* Start *

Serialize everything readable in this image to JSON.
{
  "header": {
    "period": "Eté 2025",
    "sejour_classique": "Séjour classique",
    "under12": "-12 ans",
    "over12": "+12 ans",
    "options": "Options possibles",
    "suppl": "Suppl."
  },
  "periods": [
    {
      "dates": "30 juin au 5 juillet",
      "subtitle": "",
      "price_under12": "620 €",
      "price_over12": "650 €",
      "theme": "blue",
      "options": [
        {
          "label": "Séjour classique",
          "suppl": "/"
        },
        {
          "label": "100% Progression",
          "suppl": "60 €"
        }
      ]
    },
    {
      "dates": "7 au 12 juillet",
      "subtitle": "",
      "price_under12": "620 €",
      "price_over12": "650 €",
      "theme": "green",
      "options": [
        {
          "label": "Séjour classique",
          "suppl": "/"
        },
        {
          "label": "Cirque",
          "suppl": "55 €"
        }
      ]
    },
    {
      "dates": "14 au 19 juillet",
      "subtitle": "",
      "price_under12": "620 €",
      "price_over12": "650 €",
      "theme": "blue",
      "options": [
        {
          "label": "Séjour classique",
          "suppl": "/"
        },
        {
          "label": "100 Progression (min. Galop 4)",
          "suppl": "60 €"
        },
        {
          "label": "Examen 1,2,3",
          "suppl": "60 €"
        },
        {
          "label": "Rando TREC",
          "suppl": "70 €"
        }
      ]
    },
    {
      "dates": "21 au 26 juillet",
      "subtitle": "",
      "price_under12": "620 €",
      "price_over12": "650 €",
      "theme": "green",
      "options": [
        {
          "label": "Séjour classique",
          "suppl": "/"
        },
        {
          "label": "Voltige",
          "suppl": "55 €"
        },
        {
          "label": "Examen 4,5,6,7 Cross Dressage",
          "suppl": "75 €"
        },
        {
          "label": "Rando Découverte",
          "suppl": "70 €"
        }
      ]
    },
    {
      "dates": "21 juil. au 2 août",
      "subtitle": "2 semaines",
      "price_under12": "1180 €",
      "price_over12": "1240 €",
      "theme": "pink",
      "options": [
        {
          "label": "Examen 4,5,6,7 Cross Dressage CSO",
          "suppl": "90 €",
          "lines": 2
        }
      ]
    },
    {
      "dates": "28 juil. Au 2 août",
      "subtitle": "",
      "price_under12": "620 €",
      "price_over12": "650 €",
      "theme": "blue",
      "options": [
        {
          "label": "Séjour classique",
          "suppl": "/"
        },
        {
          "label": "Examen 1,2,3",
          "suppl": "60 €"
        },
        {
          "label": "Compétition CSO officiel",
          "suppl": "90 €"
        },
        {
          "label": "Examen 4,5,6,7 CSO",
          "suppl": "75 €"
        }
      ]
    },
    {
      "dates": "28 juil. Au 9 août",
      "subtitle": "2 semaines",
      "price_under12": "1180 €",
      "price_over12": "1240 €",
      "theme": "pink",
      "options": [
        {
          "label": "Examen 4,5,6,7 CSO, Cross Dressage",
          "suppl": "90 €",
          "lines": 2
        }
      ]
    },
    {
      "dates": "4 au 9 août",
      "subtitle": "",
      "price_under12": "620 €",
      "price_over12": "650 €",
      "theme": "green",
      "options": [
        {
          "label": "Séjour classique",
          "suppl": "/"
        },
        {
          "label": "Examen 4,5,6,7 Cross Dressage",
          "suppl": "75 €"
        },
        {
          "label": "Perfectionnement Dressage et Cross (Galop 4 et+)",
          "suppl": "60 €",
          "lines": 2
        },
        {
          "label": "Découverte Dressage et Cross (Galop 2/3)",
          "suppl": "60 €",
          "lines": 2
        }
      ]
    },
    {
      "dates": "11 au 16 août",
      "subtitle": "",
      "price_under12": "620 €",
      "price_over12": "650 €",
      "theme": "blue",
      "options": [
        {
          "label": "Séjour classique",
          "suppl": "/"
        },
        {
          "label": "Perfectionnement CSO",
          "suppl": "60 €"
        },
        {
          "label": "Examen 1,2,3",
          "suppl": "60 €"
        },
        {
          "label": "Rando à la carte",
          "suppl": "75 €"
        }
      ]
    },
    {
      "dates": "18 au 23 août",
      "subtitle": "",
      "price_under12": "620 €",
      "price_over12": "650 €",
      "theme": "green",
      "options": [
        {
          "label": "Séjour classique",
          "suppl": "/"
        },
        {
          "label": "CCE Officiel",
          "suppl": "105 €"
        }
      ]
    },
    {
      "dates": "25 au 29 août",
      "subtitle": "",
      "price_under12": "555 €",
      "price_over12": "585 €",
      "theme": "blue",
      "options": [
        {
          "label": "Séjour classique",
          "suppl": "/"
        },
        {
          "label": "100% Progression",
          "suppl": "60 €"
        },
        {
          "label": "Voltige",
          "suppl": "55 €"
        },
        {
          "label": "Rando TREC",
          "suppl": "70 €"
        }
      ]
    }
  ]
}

* End *

The problem
Collect every line from the records above that contains the word "Galop".

The output
          "label": "100 Progression (min. Galop 4)",
          "label": "Perfectionnement Dressage et Cross (Galop 4 et+)",
          "label": "Découverte Dressage et Cross (Galop 2/3)",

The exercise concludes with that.